Activity:
Answer these from the article on the song "Incapable" below:
(a) Who directed the song's music video?
(b) Which Rose Royce single does the song sample?
(c) Who worked as the recording engineer?

Passage shown: Begin

Single by Keyshia Cole

from the album 11:11 Reset
- Released: August 25, 2017
- Studio: NRG Recording (North Hollywood, Los Angeles)
- Genre: R&B
- Length: 3:24
- Label: Epic
- Songwriters: Keyshia Cole; Gabrielle Nowee; Marcella Araica; Sean Fenton;
- Producers: Danja; Guitarboy;

Keyshia Cole singles chronology
| "You" (2017) | "Incapable" (2017) | "All Me" (2019) |

= Incapable (Keyshia Cole song) =

2017 single by Keyshia Cole

"Incapable" is a song by American singer and songwriter Keyshia Cole from her seventh studio album, 11:11 Reset (2017). The song was written by Cole, Gabrielle Nowee, Marcella Araica, and Elijah Blake, with production being handled by Danja and Guitarboy. The song was released for digital download and streaming as the album's second single on August 25, 2017, by Epic Records. An R&B ballad, it is backed by an acoustic guitar and includes a sample of Rose Royce's 1976 single "I'm Going Down". Lyrically, the song discusses a relationship where one partner is putting in more effort than the other. Cole elucidated that the song was inspired by her own experiences in her previous romantic relationships.

Music critics responded positively to "Incapable", praising Cole's vocals and its lyrics. An accompanying music video, directed by Mike Ho, was released on October 6, 2017. It takes place in a speakeasy and depicts Cole as she gets revenge on her boyfriend after suddenly finding out that he had been cheating on her. The video received positive reviews from critics, who praised its retro style theme. In further promotion, Cole performed the song on television programs such as the Soul Train Music Awards, The Wendy Williams Show, Love & Hip Hop: Hollywood, and Jimmy Kimmel Live!.

== Background and release ==
"Incapable" was written by Keyshia Cole, Gabrielle Nowee, Marcella Araica, and Elijah Blake, while produced by Danja and Guitarboy. The audio was mixed by Jaycen Joshua, Maddoxx Chhim, and Araica. Randy Urbanski worked as the recording engineer, while Chhim provided additional support as assistant engineer. The vocals were produced by Cole, with assistance from Blake. The song was recorded and mixed at NRG Recording Studios in North Hollywood, Los Angeles.

Passage shown: End
Information shown: Begin

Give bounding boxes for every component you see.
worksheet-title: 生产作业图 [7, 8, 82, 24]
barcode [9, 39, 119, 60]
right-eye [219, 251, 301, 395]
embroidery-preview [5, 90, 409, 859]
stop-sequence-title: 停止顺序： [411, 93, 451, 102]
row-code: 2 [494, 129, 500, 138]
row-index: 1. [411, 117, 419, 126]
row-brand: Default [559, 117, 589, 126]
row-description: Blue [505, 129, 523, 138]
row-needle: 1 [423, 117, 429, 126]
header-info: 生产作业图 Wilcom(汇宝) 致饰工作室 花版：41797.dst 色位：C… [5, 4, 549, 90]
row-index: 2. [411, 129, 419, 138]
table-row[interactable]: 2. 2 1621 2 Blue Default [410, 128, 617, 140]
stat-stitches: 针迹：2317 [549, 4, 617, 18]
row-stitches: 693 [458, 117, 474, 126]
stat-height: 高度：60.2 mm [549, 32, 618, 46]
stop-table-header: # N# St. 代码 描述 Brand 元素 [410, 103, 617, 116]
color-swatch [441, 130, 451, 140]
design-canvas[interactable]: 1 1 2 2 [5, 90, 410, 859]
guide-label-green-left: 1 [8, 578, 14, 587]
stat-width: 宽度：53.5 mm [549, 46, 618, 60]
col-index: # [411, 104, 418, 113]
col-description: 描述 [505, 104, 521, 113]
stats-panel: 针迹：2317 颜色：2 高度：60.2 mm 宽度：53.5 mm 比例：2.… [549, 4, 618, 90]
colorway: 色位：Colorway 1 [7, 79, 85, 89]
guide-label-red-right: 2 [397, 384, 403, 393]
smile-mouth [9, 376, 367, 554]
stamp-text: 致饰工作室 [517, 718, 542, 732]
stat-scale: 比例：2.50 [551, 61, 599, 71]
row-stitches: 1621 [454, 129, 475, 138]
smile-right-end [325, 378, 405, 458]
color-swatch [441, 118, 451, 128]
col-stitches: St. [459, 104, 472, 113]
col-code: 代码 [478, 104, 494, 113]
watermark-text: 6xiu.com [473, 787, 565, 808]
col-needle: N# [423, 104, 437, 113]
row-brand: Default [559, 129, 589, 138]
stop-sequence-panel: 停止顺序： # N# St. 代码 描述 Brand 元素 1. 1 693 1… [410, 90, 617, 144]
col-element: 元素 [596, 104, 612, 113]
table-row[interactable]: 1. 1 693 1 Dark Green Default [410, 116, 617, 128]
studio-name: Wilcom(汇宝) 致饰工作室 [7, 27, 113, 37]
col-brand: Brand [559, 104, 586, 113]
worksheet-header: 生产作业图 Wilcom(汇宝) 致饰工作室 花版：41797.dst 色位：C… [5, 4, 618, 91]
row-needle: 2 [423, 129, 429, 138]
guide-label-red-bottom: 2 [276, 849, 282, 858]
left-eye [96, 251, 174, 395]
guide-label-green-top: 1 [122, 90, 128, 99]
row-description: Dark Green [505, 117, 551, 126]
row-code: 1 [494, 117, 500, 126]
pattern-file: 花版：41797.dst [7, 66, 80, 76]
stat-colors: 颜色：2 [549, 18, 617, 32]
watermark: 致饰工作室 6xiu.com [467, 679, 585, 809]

Information shown: End

Answer space:
(a) Mike Ho
(b) "I'm Going Down" (1976)
(c) Randy Urbanski